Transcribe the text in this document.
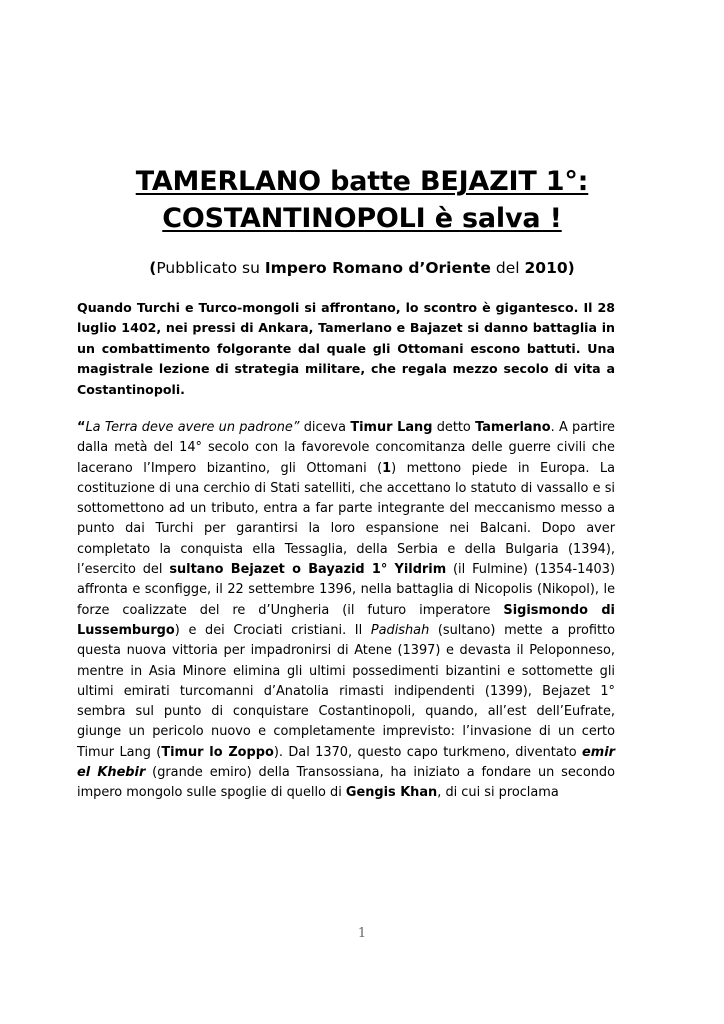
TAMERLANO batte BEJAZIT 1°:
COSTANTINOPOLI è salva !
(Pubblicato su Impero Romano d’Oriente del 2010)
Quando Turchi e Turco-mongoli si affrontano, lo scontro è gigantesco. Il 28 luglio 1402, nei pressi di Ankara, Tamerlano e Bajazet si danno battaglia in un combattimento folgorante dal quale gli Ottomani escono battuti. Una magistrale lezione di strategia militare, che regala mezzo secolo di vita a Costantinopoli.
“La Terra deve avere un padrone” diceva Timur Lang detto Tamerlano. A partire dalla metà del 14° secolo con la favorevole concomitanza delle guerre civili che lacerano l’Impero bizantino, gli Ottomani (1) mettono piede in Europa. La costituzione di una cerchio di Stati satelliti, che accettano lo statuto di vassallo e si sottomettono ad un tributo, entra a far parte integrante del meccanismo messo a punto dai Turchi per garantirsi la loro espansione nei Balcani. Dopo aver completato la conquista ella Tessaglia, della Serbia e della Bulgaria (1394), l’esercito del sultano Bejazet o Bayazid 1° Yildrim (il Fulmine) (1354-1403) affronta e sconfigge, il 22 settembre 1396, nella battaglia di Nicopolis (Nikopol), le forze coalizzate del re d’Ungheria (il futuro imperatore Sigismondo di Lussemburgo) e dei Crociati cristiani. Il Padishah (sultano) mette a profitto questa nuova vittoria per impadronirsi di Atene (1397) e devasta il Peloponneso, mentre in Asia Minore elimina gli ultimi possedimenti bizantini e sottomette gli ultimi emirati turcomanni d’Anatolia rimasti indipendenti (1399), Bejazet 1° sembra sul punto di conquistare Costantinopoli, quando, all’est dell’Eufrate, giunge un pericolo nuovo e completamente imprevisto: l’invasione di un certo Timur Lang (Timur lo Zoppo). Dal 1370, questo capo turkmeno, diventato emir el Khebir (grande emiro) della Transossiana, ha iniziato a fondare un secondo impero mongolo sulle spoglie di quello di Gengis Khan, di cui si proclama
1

* [What is required]:
Write the listing above out again exactly, dropping each image.

* [Response to this task]:
Transcribe the text in this document.
TAMERLANO batte BEJAZIT 1°:
COSTANTINOPOLI è salva !
(Pubblicato su Impero Romano d’Oriente del 2010)
Quando Turchi e Turco-mongoli si affrontano, lo scontro è gigantesco. Il 28 luglio 1402, nei pressi di Ankara, Tamerlano e Bajazet si danno battaglia in un combattimento folgorante dal quale gli Ottomani escono battuti. Una magistrale lezione di strategia militare, che regala mezzo secolo di vita a Costantinopoli.
“La Terra deve avere un padrone” diceva Timur Lang detto Tamerlano. A partire dalla metà del 14° secolo con la favorevole concomitanza delle guerre civili che lacerano l’Impero bizantino, gli Ottomani (1) mettono piede in Europa. La costituzione di una cerchio di Stati satelliti, che accettano lo statuto di vassallo e si sottomettono ad un tributo, entra a far parte integrante del meccanismo messo a punto dai Turchi per garantirsi la loro espansione nei Balcani. Dopo aver completato la conquista ella Tessaglia, della Serbia e della Bulgaria (1394), l’esercito del sultano Bejazet o Bayazid 1° Yildrim (il Fulmine) (1354-1403) affronta e sconfigge, il 22 settembre 1396, nella battaglia di Nicopolis (Nikopol), le forze coalizzate del re d’Ungheria (il futuro imperatore Sigismondo di Lussemburgo) e dei Crociati cristiani. Il Padishah (sultano) mette a profitto questa nuova vittoria per impadronirsi di Atene (1397) e devasta il Peloponneso, mentre in Asia Minore elimina gli ultimi possedimenti bizantini e sottomette gli ultimi emirati turcomanni d’Anatolia rimasti indipendenti (1399), Bejazet 1° sembra sul punto di conquistare Costantinopoli, quando, all’est dell’Eufrate, giunge un pericolo nuovo e completamente imprevisto: l’invasione di un certo Timur Lang (Timur lo Zoppo). Dal 1370, questo capo turkmeno, diventato emir el Khebir (grande emiro) della Transossiana, ha iniziato a fondare un secondo impero mongolo sulle spoglie di quello di Gengis Khan, di cui si proclama
1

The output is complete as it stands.